[Data items]

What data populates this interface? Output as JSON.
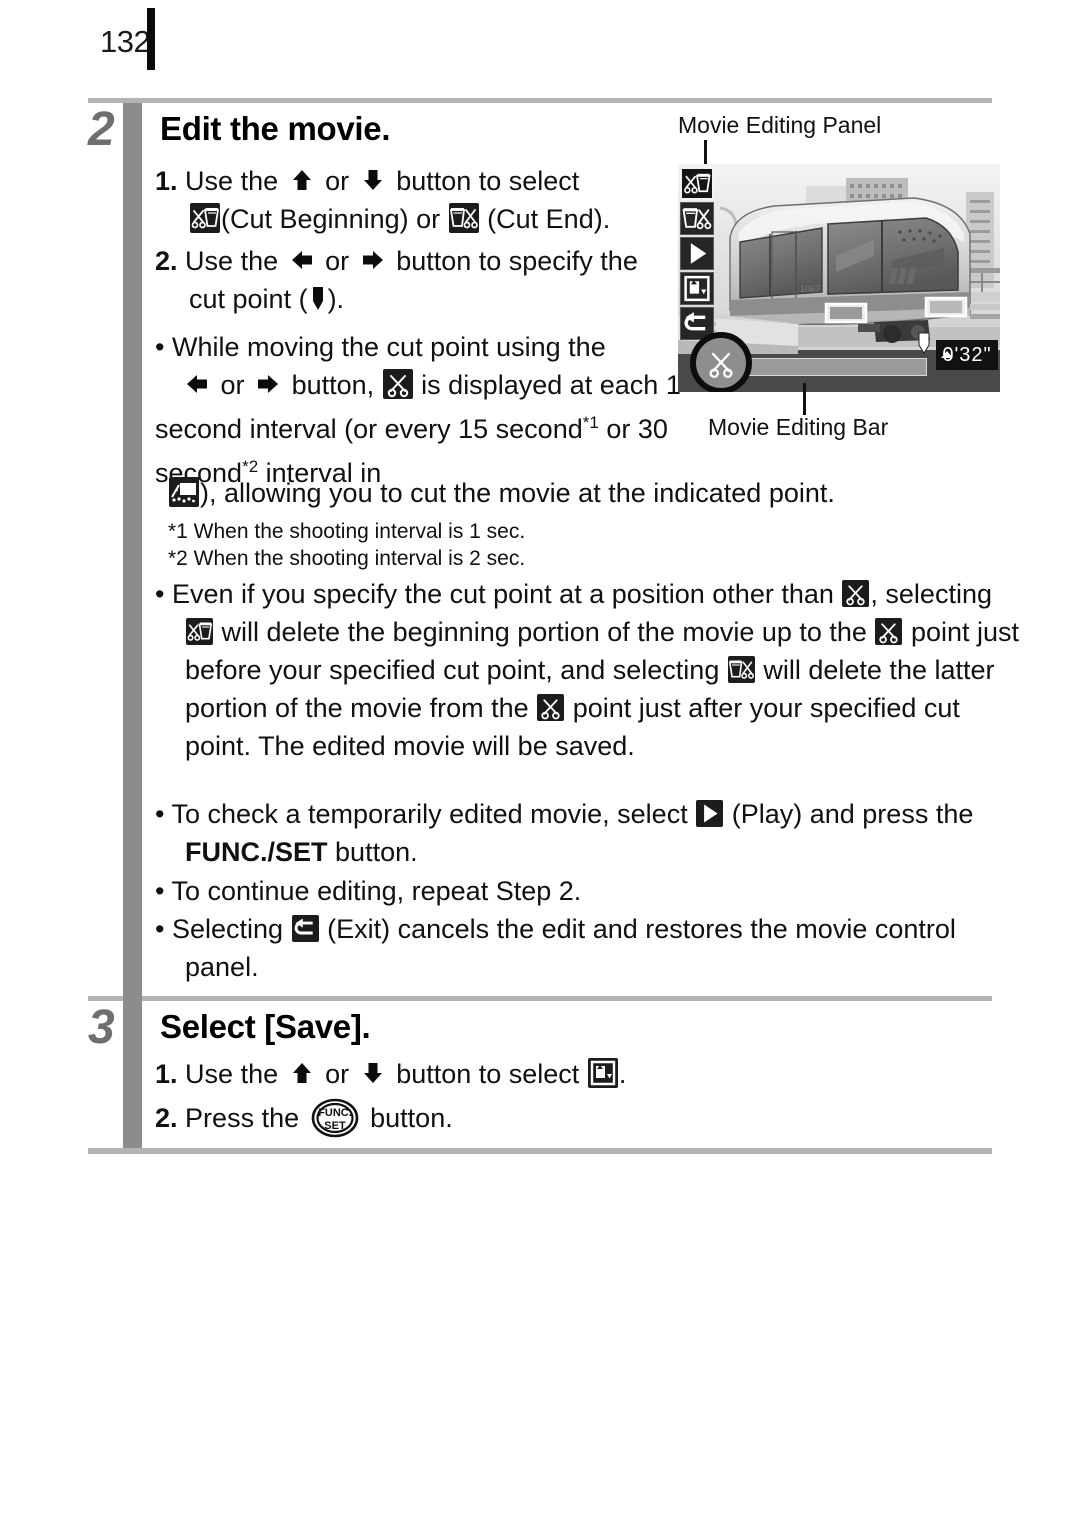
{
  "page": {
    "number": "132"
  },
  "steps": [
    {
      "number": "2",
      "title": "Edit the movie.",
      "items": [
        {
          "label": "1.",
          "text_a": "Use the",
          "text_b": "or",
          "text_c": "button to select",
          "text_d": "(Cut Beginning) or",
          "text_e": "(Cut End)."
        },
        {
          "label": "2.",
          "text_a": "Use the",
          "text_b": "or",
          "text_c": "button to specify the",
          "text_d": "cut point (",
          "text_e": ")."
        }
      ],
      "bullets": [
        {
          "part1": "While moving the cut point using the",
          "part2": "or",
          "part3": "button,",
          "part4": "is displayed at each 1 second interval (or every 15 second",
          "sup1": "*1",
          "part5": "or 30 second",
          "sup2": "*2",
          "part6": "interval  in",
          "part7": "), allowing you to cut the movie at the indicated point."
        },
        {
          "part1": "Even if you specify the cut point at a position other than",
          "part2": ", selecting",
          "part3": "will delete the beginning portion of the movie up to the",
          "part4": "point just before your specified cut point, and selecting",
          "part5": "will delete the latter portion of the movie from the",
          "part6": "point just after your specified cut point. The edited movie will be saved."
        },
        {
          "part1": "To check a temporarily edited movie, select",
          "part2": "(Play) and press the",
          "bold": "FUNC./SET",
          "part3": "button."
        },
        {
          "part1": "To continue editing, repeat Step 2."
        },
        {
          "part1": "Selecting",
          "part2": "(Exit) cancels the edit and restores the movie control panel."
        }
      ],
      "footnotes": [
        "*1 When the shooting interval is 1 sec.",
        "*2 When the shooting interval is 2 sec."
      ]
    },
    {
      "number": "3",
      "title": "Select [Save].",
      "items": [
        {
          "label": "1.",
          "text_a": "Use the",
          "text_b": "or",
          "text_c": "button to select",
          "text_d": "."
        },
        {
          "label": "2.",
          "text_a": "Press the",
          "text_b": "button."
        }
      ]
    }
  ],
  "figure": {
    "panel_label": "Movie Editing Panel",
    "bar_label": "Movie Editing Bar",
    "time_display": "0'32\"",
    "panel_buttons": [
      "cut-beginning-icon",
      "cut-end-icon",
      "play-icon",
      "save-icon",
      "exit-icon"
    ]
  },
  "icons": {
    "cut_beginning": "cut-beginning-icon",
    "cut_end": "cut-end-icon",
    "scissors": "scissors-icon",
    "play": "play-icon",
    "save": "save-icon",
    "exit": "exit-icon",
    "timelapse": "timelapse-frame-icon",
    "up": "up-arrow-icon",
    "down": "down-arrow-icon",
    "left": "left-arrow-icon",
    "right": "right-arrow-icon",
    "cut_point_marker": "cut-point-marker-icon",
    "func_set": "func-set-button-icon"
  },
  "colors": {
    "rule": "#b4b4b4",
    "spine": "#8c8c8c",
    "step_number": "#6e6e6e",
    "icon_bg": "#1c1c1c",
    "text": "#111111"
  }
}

• Do this
Can you restate all the records above word for word while dropping the pictures?

• Expected output
What data populates this interface? Output as JSON.
{
  "page": {
    "number": "132"
  },
  "steps": [
    {
      "number": "2",
      "title": "Edit the movie.",
      "items": [
        {
          "label": "1.",
          "text_a": "Use the",
          "text_b": "or",
          "text_c": "button to select",
          "text_d": "(Cut Beginning) or",
          "text_e": "(Cut End)."
        },
        {
          "label": "2.",
          "text_a": "Use the",
          "text_b": "or",
          "text_c": "button to specify the",
          "text_d": "cut point (",
          "text_e": ")."
        }
      ],
      "bullets": [
        {
          "part1": "While moving the cut point using the",
          "part2": "or",
          "part3": "button,",
          "part4": "is displayed at each 1 second interval (or every 15 second",
          "sup1": "*1",
          "part5": "or 30 second",
          "sup2": "*2",
          "part6": "interval  in",
          "part7": "), allowing you to cut the movie at the indicated point."
        },
        {
          "part1": "Even if you specify the cut point at a position other than",
          "part2": ", selecting",
          "part3": "will delete the beginning portion of the movie up to the",
          "part4": "point just before your specified cut point, and selecting",
          "part5": "will delete the latter portion of the movie from the",
          "part6": "point just after your specified cut point. The edited movie will be saved."
        },
        {
          "part1": "To check a temporarily edited movie, select",
          "part2": "(Play) and press the",
          "bold": "FUNC./SET",
          "part3": "button."
        },
        {
          "part1": "To continue editing, repeat Step 2."
        },
        {
          "part1": "Selecting",
          "part2": "(Exit) cancels the edit and restores the movie control panel."
        }
      ],
      "footnotes": [
        "*1 When the shooting interval is 1 sec.",
        "*2 When the shooting interval is 2 sec."
      ]
    },
    {
      "number": "3",
      "title": "Select [Save].",
      "items": [
        {
          "label": "1.",
          "text_a": "Use the",
          "text_b": "or",
          "text_c": "button to select",
          "text_d": "."
        },
        {
          "label": "2.",
          "text_a": "Press the",
          "text_b": "button."
        }
      ]
    }
  ],
  "figure": {
    "panel_label": "Movie Editing Panel",
    "bar_label": "Movie Editing Bar",
    "time_display": "0'32\"",
    "panel_buttons": [
      "cut-beginning-icon",
      "cut-end-icon",
      "play-icon",
      "save-icon",
      "exit-icon"
    ]
  },
  "icons": {
    "cut_beginning": "cut-beginning-icon",
    "cut_end": "cut-end-icon",
    "scissors": "scissors-icon",
    "play": "play-icon",
    "save": "save-icon",
    "exit": "exit-icon",
    "timelapse": "timelapse-frame-icon",
    "up": "up-arrow-icon",
    "down": "down-arrow-icon",
    "left": "left-arrow-icon",
    "right": "right-arrow-icon",
    "cut_point_marker": "cut-point-marker-icon",
    "func_set": "func-set-button-icon"
  },
  "colors": {
    "rule": "#b4b4b4",
    "spine": "#8c8c8c",
    "step_number": "#6e6e6e",
    "icon_bg": "#1c1c1c",
    "text": "#111111"
  }
}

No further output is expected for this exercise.